Task objective: Every entry must be given again exactly.

Dataset listings of figures:

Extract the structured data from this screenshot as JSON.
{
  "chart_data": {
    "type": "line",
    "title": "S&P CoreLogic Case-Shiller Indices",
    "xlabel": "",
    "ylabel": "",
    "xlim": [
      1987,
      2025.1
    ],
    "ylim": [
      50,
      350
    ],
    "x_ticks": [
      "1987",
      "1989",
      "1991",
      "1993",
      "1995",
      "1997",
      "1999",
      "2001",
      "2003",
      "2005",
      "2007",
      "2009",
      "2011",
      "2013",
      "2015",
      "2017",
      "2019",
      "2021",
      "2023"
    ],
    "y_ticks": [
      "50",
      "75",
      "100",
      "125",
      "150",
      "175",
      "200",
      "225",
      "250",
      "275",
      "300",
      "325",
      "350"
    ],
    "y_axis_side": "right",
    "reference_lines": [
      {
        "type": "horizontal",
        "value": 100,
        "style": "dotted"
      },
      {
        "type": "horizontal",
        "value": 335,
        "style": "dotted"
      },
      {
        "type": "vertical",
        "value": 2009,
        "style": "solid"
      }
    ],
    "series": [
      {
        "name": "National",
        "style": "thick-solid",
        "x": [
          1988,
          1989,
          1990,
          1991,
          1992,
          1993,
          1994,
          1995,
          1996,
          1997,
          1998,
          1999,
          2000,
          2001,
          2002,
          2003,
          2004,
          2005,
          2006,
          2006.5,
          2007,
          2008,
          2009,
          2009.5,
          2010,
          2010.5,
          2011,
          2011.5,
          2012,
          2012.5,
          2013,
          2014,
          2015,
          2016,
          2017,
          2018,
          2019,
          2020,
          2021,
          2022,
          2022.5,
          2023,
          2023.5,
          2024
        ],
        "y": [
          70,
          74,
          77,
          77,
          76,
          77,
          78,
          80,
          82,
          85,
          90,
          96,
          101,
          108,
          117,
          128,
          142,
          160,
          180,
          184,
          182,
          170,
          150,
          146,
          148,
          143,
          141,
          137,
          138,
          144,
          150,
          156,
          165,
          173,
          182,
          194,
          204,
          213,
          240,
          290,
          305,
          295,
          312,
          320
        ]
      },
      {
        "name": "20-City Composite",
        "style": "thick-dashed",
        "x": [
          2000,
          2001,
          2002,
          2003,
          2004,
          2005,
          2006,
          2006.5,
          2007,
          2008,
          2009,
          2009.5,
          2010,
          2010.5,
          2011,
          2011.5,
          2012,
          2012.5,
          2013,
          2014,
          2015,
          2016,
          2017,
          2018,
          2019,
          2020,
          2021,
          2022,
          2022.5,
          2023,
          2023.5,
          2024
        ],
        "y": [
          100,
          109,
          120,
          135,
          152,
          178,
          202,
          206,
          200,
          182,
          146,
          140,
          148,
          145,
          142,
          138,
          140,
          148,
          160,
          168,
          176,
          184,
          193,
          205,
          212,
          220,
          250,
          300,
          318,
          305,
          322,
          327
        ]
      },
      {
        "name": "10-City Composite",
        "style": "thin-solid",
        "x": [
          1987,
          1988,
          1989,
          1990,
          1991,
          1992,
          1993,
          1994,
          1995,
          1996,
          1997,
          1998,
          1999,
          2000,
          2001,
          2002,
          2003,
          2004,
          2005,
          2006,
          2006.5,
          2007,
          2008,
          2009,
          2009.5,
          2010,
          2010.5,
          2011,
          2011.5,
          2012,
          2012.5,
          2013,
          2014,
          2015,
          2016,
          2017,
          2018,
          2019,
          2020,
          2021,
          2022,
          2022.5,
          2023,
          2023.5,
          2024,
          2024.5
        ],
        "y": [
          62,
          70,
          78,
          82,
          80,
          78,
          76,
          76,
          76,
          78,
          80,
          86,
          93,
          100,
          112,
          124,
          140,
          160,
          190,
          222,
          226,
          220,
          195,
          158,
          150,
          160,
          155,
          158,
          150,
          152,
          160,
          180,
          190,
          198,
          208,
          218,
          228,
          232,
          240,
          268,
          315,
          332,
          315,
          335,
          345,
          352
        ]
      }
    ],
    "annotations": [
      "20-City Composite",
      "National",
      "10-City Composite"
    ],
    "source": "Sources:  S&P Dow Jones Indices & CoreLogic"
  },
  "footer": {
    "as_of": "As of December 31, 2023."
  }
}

Answer to the problem:
Extract the structured data from this screenshot as JSON.
{
  "chart_data": {
    "type": "line",
    "title": "S&P CoreLogic Case-Shiller Indices",
    "xlabel": "",
    "ylabel": "",
    "xlim": [
      1987,
      2025.1
    ],
    "ylim": [
      50,
      350
    ],
    "x_ticks": [
      "1987",
      "1989",
      "1991",
      "1993",
      "1995",
      "1997",
      "1999",
      "2001",
      "2003",
      "2005",
      "2007",
      "2009",
      "2011",
      "2013",
      "2015",
      "2017",
      "2019",
      "2021",
      "2023"
    ],
    "y_ticks": [
      "50",
      "75",
      "100",
      "125",
      "150",
      "175",
      "200",
      "225",
      "250",
      "275",
      "300",
      "325",
      "350"
    ],
    "y_axis_side": "right",
    "reference_lines": [
      {
        "type": "horizontal",
        "value": 100,
        "style": "dotted"
      },
      {
        "type": "horizontal",
        "value": 335,
        "style": "dotted"
      },
      {
        "type": "vertical",
        "value": 2009,
        "style": "solid"
      }
    ],
    "series": [
      {
        "name": "National",
        "style": "thick-solid",
        "x": [
          1988,
          1989,
          1990,
          1991,
          1992,
          1993,
          1994,
          1995,
          1996,
          1997,
          1998,
          1999,
          2000,
          2001,
          2002,
          2003,
          2004,
          2005,
          2006,
          2006.5,
          2007,
          2008,
          2009,
          2009.5,
          2010,
          2010.5,
          2011,
          2011.5,
          2012,
          2012.5,
          2013,
          2014,
          2015,
          2016,
          2017,
          2018,
          2019,
          2020,
          2021,
          2022,
          2022.5,
          2023,
          2023.5,
          2024
        ],
        "y": [
          70,
          74,
          77,
          77,
          76,
          77,
          78,
          80,
          82,
          85,
          90,
          96,
          101,
          108,
          117,
          128,
          142,
          160,
          180,
          184,
          182,
          170,
          150,
          146,
          148,
          143,
          141,
          137,
          138,
          144,
          150,
          156,
          165,
          173,
          182,
          194,
          204,
          213,
          240,
          290,
          305,
          295,
          312,
          320
        ]
      },
      {
        "name": "20-City Composite",
        "style": "thick-dashed",
        "x": [
          2000,
          2001,
          2002,
          2003,
          2004,
          2005,
          2006,
          2006.5,
          2007,
          2008,
          2009,
          2009.5,
          2010,
          2010.5,
          2011,
          2011.5,
          2012,
          2012.5,
          2013,
          2014,
          2015,
          2016,
          2017,
          2018,
          2019,
          2020,
          2021,
          2022,
          2022.5,
          2023,
          2023.5,
          2024
        ],
        "y": [
          100,
          109,
          120,
          135,
          152,
          178,
          202,
          206,
          200,
          182,
          146,
          140,
          148,
          145,
          142,
          138,
          140,
          148,
          160,
          168,
          176,
          184,
          193,
          205,
          212,
          220,
          250,
          300,
          318,
          305,
          322,
          327
        ]
      },
      {
        "name": "10-City Composite",
        "style": "thin-solid",
        "x": [
          1987,
          1988,
          1989,
          1990,
          1991,
          1992,
          1993,
          1994,
          1995,
          1996,
          1997,
          1998,
          1999,
          2000,
          2001,
          2002,
          2003,
          2004,
          2005,
          2006,
          2006.5,
          2007,
          2008,
          2009,
          2009.5,
          2010,
          2010.5,
          2011,
          2011.5,
          2012,
          2012.5,
          2013,
          2014,
          2015,
          2016,
          2017,
          2018,
          2019,
          2020,
          2021,
          2022,
          2022.5,
          2023,
          2023.5,
          2024,
          2024.5
        ],
        "y": [
          62,
          70,
          78,
          82,
          80,
          78,
          76,
          76,
          76,
          78,
          80,
          86,
          93,
          100,
          112,
          124,
          140,
          160,
          190,
          222,
          226,
          220,
          195,
          158,
          150,
          160,
          155,
          158,
          150,
          152,
          160,
          180,
          190,
          198,
          208,
          218,
          228,
          232,
          240,
          268,
          315,
          332,
          315,
          335,
          345,
          352
        ]
      }
    ],
    "annotations": [
      "20-City Composite",
      "National",
      "10-City Composite"
    ],
    "source": "Sources:  S&P Dow Jones Indices & CoreLogic"
  },
  "footer": {
    "as_of": "As of December 31, 2023."
  }
}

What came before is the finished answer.